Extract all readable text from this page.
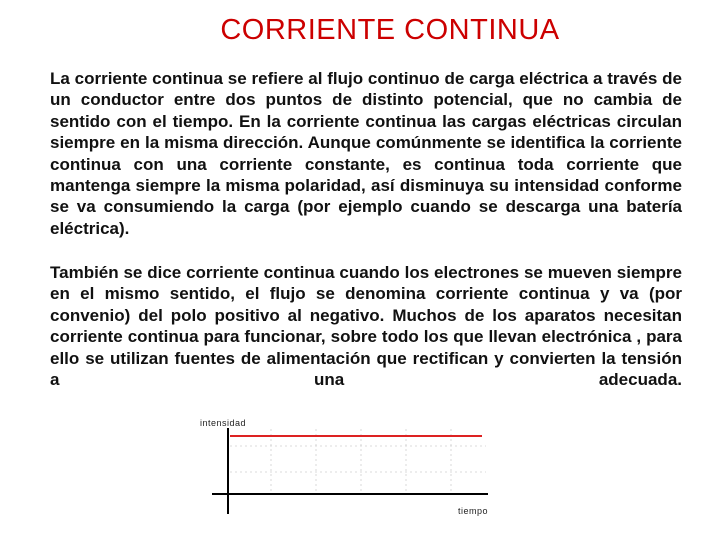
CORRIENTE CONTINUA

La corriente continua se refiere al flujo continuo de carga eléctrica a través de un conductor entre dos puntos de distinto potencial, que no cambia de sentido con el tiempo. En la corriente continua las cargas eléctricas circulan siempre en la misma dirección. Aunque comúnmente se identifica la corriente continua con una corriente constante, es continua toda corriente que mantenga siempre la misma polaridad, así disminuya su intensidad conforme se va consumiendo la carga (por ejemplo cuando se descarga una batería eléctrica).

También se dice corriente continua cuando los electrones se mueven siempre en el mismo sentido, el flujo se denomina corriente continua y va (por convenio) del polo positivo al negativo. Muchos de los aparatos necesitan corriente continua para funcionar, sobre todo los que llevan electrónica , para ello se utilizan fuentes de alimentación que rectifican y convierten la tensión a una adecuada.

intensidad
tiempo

» TASK GOAL: Extract each line from the entries above that contains the string "tiempo".

» OUTPUT FOR THIS TASK:
La corriente continua se refiere al flujo continuo de carga eléctrica a través de un conductor entre dos puntos de distinto potencial, que no cambia de sentido con el tiempo. En la corriente continua las cargas eléctricas circulan siempre en la misma dirección. Aunque comúnmente se identifica la corriente continua con una corriente constante, es continua toda corriente que mantenga siempre la misma polaridad, así disminuya su intensidad conforme se va consumiendo la carga (por ejemplo cuando se descarga una batería eléctrica).
tiempo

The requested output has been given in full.